Tally the lines of the listing that contain the string "text". Give the number and nothing else.
══ Data in this exercise
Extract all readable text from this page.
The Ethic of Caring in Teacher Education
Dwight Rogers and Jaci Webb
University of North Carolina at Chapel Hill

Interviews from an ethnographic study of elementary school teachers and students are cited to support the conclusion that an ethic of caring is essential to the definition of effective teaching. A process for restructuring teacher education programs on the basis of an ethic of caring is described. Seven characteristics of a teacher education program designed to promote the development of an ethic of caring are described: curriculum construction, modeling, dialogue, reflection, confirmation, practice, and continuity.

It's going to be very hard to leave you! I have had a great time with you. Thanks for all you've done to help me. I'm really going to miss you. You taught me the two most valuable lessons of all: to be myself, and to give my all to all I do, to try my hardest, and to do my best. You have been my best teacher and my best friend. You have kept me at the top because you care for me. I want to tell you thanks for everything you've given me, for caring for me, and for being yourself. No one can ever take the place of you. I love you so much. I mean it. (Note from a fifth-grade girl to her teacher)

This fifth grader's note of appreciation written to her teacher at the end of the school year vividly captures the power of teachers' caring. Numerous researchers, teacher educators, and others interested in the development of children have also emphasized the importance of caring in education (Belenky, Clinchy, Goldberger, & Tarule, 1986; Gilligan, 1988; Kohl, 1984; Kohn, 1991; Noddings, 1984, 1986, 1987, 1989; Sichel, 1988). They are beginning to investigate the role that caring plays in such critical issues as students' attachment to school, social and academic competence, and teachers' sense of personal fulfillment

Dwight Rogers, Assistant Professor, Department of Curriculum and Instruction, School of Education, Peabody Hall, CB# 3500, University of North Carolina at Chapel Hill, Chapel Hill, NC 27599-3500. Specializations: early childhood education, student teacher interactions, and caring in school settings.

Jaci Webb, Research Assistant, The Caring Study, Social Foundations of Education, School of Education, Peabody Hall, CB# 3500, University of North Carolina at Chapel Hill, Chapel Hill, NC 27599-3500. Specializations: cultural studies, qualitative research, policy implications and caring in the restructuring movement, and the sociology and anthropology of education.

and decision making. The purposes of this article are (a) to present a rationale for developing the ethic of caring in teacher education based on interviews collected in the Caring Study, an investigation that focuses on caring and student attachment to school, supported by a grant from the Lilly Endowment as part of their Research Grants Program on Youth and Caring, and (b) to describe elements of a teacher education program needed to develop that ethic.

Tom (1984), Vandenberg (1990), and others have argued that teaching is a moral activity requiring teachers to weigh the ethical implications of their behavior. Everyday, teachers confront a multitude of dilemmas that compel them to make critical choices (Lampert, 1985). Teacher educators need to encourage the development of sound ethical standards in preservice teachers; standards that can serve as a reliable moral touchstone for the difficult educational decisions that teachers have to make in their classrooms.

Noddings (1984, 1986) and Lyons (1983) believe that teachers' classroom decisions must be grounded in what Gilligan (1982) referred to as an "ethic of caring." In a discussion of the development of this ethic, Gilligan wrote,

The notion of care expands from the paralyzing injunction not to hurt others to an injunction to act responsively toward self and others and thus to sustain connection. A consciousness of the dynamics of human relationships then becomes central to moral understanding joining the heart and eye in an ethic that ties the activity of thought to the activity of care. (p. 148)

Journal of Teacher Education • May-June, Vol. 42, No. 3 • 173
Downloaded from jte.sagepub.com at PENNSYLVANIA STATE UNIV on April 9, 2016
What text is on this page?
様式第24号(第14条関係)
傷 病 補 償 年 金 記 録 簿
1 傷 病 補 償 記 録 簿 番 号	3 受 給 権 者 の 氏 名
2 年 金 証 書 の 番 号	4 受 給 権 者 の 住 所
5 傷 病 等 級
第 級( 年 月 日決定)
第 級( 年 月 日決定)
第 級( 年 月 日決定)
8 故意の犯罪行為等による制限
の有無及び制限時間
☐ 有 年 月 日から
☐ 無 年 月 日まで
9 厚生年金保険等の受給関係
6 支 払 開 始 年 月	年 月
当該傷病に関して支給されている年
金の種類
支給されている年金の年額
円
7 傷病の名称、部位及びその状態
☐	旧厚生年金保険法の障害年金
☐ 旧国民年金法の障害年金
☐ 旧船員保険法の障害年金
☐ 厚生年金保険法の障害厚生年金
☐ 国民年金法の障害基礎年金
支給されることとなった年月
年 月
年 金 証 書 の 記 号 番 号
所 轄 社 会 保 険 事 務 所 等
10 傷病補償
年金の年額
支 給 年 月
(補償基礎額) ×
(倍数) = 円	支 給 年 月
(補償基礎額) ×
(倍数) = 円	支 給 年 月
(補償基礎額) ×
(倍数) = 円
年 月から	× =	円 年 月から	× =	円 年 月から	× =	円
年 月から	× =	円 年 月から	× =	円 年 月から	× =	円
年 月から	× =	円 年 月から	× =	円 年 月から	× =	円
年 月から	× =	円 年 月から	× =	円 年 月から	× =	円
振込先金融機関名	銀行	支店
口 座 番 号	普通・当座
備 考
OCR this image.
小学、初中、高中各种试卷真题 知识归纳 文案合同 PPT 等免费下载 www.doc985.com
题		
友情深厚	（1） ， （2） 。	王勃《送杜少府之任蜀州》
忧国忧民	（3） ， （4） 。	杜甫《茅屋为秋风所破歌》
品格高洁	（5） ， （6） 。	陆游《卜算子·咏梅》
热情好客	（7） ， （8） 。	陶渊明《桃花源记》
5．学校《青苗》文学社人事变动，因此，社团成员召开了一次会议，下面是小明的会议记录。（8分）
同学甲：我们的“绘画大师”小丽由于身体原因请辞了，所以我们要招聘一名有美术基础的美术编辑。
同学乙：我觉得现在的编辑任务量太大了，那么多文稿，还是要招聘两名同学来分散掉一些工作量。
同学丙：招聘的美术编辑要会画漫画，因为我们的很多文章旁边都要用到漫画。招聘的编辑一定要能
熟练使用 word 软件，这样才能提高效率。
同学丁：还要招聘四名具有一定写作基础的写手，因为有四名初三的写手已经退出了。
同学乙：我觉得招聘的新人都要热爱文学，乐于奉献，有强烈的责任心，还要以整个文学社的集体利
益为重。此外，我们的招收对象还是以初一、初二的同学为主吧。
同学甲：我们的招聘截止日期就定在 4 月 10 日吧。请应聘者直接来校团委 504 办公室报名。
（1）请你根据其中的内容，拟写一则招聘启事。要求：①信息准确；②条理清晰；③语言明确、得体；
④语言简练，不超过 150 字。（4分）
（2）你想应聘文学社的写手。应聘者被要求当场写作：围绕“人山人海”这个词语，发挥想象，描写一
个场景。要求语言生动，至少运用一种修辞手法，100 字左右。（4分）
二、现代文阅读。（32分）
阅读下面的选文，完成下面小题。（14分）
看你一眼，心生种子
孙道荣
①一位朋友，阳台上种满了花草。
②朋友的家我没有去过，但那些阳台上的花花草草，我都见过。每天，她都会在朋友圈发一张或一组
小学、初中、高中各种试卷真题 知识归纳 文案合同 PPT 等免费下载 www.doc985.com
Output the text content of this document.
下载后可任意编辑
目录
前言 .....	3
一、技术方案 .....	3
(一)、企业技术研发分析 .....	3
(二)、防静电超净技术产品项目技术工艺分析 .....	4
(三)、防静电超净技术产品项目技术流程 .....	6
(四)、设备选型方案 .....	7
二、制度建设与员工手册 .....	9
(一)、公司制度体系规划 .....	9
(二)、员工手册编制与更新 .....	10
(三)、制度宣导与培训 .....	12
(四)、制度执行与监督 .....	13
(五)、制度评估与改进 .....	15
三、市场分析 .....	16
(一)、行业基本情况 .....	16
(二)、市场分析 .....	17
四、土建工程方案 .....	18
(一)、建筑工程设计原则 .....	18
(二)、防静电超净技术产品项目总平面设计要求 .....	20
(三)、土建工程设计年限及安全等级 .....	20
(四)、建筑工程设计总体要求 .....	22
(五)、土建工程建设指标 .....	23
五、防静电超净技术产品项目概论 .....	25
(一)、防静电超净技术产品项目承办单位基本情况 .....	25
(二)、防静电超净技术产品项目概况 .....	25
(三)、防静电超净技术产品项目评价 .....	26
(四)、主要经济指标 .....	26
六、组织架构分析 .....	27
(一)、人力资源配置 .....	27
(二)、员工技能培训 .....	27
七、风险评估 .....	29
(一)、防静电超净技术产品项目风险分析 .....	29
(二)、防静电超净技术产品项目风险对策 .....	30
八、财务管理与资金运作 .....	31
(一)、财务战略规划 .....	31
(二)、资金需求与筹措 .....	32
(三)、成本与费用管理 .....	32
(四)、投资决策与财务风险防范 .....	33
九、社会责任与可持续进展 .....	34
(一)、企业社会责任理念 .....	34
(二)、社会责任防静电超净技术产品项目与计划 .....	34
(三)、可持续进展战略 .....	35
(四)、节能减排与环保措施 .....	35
════
Task output:
3